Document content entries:
################

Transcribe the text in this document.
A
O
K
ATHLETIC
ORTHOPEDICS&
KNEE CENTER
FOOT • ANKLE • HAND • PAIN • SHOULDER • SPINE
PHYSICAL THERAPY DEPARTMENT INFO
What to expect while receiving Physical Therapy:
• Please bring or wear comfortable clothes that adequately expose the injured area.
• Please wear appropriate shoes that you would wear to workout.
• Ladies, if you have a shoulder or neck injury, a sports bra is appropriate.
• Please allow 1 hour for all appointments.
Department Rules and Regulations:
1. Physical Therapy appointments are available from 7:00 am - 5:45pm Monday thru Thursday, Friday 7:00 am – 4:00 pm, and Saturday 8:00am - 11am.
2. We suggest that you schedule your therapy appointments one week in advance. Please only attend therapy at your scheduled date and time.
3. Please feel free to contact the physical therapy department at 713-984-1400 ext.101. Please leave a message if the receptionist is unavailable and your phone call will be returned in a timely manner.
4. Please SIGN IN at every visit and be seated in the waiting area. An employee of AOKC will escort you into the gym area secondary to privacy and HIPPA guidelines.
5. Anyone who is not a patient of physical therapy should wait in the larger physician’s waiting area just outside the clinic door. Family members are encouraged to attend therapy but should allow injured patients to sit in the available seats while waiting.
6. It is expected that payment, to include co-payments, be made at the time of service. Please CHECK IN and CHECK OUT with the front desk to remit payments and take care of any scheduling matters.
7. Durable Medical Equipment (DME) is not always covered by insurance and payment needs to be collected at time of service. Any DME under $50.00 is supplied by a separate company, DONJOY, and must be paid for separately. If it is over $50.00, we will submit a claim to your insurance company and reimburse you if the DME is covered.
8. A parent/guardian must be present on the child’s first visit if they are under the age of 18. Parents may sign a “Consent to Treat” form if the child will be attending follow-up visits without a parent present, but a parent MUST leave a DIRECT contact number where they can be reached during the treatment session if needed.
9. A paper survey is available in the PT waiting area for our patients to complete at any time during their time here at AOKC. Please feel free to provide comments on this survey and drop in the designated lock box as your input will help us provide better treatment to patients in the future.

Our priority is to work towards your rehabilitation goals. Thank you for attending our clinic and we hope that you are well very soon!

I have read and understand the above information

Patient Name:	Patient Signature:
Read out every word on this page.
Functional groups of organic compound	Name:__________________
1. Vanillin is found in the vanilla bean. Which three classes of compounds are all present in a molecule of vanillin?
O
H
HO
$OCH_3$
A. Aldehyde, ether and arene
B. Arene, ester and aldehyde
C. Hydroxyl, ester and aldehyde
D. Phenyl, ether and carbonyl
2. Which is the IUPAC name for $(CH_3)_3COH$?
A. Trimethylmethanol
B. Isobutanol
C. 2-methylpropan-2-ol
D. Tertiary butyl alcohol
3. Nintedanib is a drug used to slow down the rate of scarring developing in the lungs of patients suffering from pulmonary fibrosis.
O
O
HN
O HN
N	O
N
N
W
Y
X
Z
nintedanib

################

(What is expected)
All records above must be printed again, exactly.

(Reply)
Transcribe the text in this document.
A
O
K
ATHLETIC
ORTHOPEDICS&
KNEE CENTER
FOOT • ANKLE • HAND • PAIN • SHOULDER • SPINE
PHYSICAL THERAPY DEPARTMENT INFO
What to expect while receiving Physical Therapy:
• Please bring or wear comfortable clothes that adequately expose the injured area.
• Please wear appropriate shoes that you would wear to workout.
• Ladies, if you have a shoulder or neck injury, a sports bra is appropriate.
• Please allow 1 hour for all appointments.
Department Rules and Regulations:
1. Physical Therapy appointments are available from 7:00 am - 5:45pm Monday thru Thursday, Friday 7:00 am – 4:00 pm, and Saturday 8:00am - 11am.
2. We suggest that you schedule your therapy appointments one week in advance. Please only attend therapy at your scheduled date and time.
3. Please feel free to contact the physical therapy department at 713-984-1400 ext.101. Please leave a message if the receptionist is unavailable and your phone call will be returned in a timely manner.
4. Please SIGN IN at every visit and be seated in the waiting area. An employee of AOKC will escort you into the gym area secondary to privacy and HIPPA guidelines.
5. Anyone who is not a patient of physical therapy should wait in the larger physician’s waiting area just outside the clinic door. Family members are encouraged to attend therapy but should allow injured patients to sit in the available seats while waiting.
6. It is expected that payment, to include co-payments, be made at the time of service. Please CHECK IN and CHECK OUT with the front desk to remit payments and take care of any scheduling matters.
7. Durable Medical Equipment (DME) is not always covered by insurance and payment needs to be collected at time of service. Any DME under $50.00 is supplied by a separate company, DONJOY, and must be paid for separately. If it is over $50.00, we will submit a claim to your insurance company and reimburse you if the DME is covered.
8. A parent/guardian must be present on the child’s first visit if they are under the age of 18. Parents may sign a “Consent to Treat” form if the child will be attending follow-up visits without a parent present, but a parent MUST leave a DIRECT contact number where they can be reached during the treatment session if needed.
9. A paper survey is available in the PT waiting area for our patients to complete at any time during their time here at AOKC. Please feel free to provide comments on this survey and drop in the designated lock box as your input will help us provide better treatment to patients in the future.

Our priority is to work towards your rehabilitation goals. Thank you for attending our clinic and we hope that you are well very soon!

I have read and understand the above information

Patient Name:	Patient Signature:
Read out every word on this page.
Functional groups of organic compound	Name:__________________
1. Vanillin is found in the vanilla bean. Which three classes of compounds are all present in a molecule of vanillin?
O
H
HO
$OCH_3$
A. Aldehyde, ether and arene
B. Arene, ester and aldehyde
C. Hydroxyl, ester and aldehyde
D. Phenyl, ether and carbonyl
2. Which is the IUPAC name for $(CH_3)_3COH$?
A. Trimethylmethanol
B. Isobutanol
C. 2-methylpropan-2-ol
D. Tertiary butyl alcohol
3. Nintedanib is a drug used to slow down the rate of scarring developing in the lungs of patients suffering from pulmonary fibrosis.
O
O
HN
O HN
N	O
N
N
W
Y
X
Z
nintedanib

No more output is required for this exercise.